Collected data:
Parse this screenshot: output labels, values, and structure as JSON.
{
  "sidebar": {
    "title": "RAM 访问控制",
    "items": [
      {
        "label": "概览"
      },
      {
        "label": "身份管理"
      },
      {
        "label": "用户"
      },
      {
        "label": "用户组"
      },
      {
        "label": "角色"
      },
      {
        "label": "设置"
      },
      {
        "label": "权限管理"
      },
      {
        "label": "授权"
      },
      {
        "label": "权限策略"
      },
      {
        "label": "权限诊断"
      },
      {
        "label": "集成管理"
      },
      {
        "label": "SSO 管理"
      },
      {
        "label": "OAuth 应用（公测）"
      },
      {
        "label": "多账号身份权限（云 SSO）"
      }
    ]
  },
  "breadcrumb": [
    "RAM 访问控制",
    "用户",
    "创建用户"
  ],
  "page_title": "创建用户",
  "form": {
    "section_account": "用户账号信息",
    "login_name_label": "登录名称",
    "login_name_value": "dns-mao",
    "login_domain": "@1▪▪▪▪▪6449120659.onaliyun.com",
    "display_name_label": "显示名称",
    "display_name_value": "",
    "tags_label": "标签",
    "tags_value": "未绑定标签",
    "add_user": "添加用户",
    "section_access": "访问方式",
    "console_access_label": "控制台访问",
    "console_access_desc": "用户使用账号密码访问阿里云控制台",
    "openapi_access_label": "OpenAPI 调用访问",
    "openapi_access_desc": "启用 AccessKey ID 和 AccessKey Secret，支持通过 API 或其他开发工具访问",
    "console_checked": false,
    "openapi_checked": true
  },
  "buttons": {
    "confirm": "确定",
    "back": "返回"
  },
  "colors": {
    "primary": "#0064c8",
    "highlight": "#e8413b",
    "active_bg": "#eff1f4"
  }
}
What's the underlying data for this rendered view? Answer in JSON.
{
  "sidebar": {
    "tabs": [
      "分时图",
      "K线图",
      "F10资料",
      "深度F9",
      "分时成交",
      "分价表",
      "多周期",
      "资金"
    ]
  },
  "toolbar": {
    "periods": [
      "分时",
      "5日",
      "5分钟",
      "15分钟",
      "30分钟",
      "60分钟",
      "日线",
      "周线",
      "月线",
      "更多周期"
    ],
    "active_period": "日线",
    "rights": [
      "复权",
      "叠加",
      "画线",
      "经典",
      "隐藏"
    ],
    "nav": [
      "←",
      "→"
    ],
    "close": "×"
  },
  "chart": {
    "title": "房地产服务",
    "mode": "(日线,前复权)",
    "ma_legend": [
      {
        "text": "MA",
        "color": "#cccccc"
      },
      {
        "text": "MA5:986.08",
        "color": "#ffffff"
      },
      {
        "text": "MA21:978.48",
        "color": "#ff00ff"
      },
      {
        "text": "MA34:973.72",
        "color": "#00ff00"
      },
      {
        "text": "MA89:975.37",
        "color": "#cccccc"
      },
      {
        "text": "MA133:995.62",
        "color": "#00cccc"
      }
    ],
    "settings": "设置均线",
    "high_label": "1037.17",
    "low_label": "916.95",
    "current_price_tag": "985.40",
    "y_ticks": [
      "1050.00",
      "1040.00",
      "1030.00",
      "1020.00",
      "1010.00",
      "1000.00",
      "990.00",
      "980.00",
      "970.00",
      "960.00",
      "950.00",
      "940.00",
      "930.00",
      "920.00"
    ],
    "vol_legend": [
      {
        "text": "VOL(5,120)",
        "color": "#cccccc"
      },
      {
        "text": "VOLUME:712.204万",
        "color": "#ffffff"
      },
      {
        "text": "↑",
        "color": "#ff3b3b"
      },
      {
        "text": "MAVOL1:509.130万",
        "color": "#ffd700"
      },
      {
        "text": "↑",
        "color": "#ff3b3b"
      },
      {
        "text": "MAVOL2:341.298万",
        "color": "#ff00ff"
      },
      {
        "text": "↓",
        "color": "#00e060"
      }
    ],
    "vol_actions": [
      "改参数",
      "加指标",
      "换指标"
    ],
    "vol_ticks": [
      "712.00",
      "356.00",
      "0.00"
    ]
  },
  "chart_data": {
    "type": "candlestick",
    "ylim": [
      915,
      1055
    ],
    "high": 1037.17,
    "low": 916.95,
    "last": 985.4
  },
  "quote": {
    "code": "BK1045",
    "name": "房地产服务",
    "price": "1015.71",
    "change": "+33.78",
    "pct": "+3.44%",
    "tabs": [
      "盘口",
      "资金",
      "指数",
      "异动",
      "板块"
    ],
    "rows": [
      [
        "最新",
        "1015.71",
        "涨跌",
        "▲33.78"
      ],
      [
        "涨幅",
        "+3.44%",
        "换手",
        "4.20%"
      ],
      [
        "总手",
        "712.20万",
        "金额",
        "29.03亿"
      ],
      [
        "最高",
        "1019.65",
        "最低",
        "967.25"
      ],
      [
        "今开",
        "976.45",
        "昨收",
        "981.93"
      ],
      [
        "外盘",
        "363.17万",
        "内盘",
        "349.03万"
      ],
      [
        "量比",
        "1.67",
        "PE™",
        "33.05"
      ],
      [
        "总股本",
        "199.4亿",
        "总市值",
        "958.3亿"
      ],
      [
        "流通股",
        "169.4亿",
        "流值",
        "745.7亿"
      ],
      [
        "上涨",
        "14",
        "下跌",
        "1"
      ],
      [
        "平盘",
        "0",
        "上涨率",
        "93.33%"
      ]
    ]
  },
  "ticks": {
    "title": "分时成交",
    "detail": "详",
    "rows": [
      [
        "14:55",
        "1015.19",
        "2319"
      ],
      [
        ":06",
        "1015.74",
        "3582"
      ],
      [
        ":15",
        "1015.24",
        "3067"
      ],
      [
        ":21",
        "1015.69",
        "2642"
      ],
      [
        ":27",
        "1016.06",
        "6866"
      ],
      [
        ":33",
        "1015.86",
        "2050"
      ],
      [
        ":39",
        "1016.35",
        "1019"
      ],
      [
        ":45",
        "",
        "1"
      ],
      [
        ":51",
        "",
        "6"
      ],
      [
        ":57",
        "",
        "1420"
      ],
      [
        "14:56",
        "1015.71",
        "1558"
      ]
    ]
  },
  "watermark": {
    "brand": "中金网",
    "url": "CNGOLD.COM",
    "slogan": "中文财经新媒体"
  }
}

What needs to be done |
From the records above, copy every line that holds the word "this".

Solution to the exercise |
Parse this screenshot: output labels, values, and structure as JSON.
What's the underlying data for this rendered view? Answer in JSON.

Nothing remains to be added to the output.